* **Instruction**
Every line that holds "title" should be shown.

* **Data entries**
________________________
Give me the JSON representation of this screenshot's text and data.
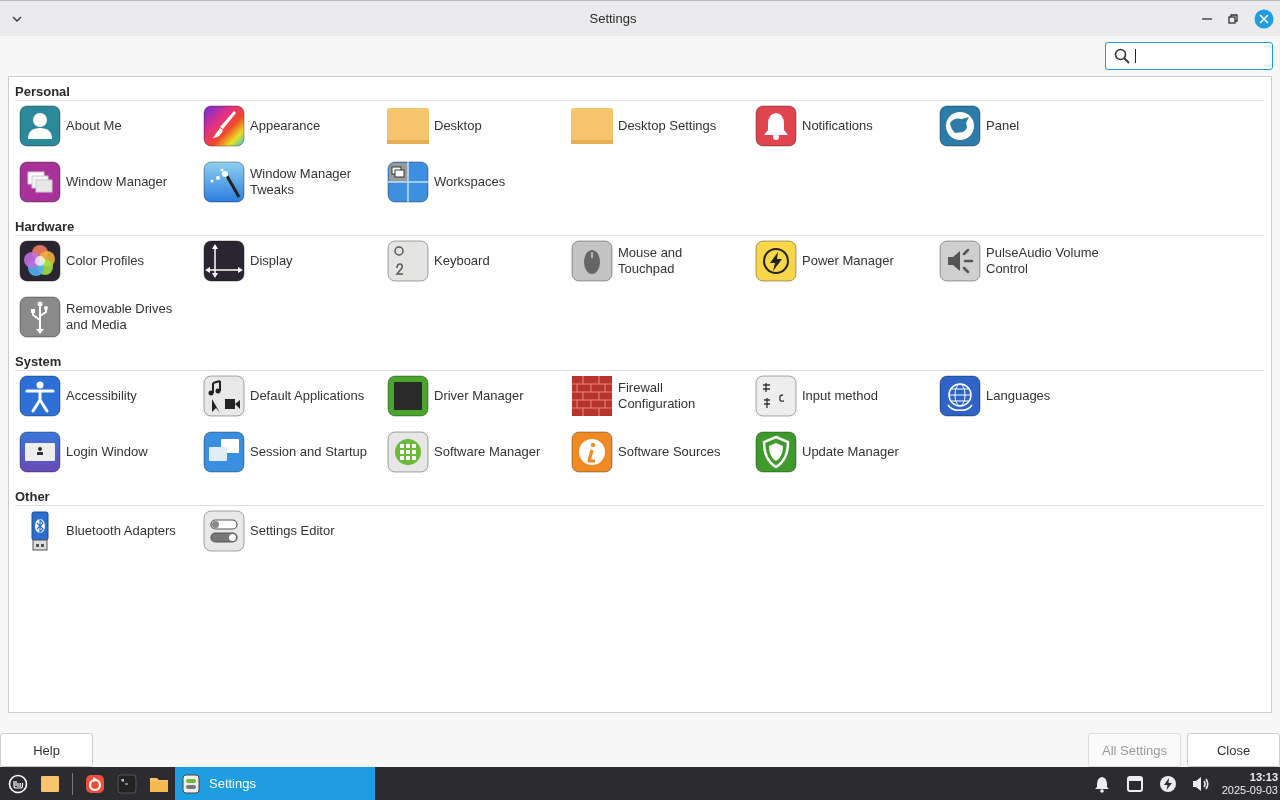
{
  "window": {
    "title": "Settings"
  },
  "search": {
    "focused": true
  },
  "sections": [
    {
      "title": "Personal",
      "items": [
        {
          "label": "About Me",
          "kind": "person"
        },
        {
          "label": "Appearance",
          "kind": "brush"
        },
        {
          "label": "Desktop",
          "kind": "folder"
        },
        {
          "label": "Desktop Settings",
          "kind": "folder"
        },
        {
          "label": "Notifications",
          "kind": "bell"
        },
        {
          "label": "Panel",
          "kind": "mascot"
        },
        {
          "label": "Window Manager",
          "kind": "windows"
        },
        {
          "label": "Window Manager Tweaks",
          "kind": "wand"
        },
        {
          "label": "Workspaces",
          "kind": "workspaces"
        }
      ]
    },
    {
      "title": "Hardware",
      "items": [
        {
          "label": "Color Profiles",
          "kind": "flower"
        },
        {
          "label": "Display",
          "kind": "axes"
        },
        {
          "label": "Keyboard",
          "kind": "key"
        },
        {
          "label": "Mouse and Touchpad",
          "kind": "mouse"
        },
        {
          "label": "Power Manager",
          "kind": "power"
        },
        {
          "label": "PulseAudio Volume Control",
          "kind": "speaker"
        },
        {
          "label": "Removable Drives and Media",
          "kind": "usb"
        }
      ]
    },
    {
      "title": "System",
      "items": [
        {
          "label": "Accessibility",
          "kind": "access"
        },
        {
          "label": "Default Applications",
          "kind": "media"
        },
        {
          "label": "Driver Manager",
          "kind": "chip"
        },
        {
          "label": "Firewall Configuration",
          "kind": "brick"
        },
        {
          "label": "Input method",
          "kind": "input"
        },
        {
          "label": "Languages",
          "kind": "globe"
        },
        {
          "label": "Login Window",
          "kind": "login"
        },
        {
          "label": "Session and Startup",
          "kind": "session"
        },
        {
          "label": "Software Manager",
          "kind": "apps"
        },
        {
          "label": "Software Sources",
          "kind": "info"
        },
        {
          "label": "Update Manager",
          "kind": "shield"
        }
      ]
    },
    {
      "title": "Other",
      "items": [
        {
          "label": "Bluetooth Adapters",
          "kind": "bluetooth"
        },
        {
          "label": "Settings Editor",
          "kind": "toggles"
        }
      ]
    }
  ],
  "buttons": [
    {
      "label": "Help",
      "disabled": false
    },
    {
      "label": "All Settings",
      "disabled": true
    },
    {
      "label": "Close",
      "disabled": false
    }
  ],
  "taskbar": {
    "launchers": [
      {
        "kind": "menu"
      },
      {
        "kind": "files"
      },
      {
        "kind": "separator"
      },
      {
        "kind": "app"
      },
      {
        "kind": "terminal"
      },
      {
        "kind": "folder"
      }
    ],
    "tasks": [
      {
        "label": "Settings",
        "selected": true
      }
    ],
    "tray": [
      {
        "kind": "bell"
      },
      {
        "kind": "window"
      },
      {
        "kind": "power"
      },
      {
        "kind": "volume"
      }
    ],
    "clock": {
      "time": "13:13",
      "date": "2025-09-03"
    }
  }
}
________________________
* **Task response**
    "title": "Settings"
      "title": "Personal",
      "title": "Hardware",
      "title": "System",
      "title": "Other",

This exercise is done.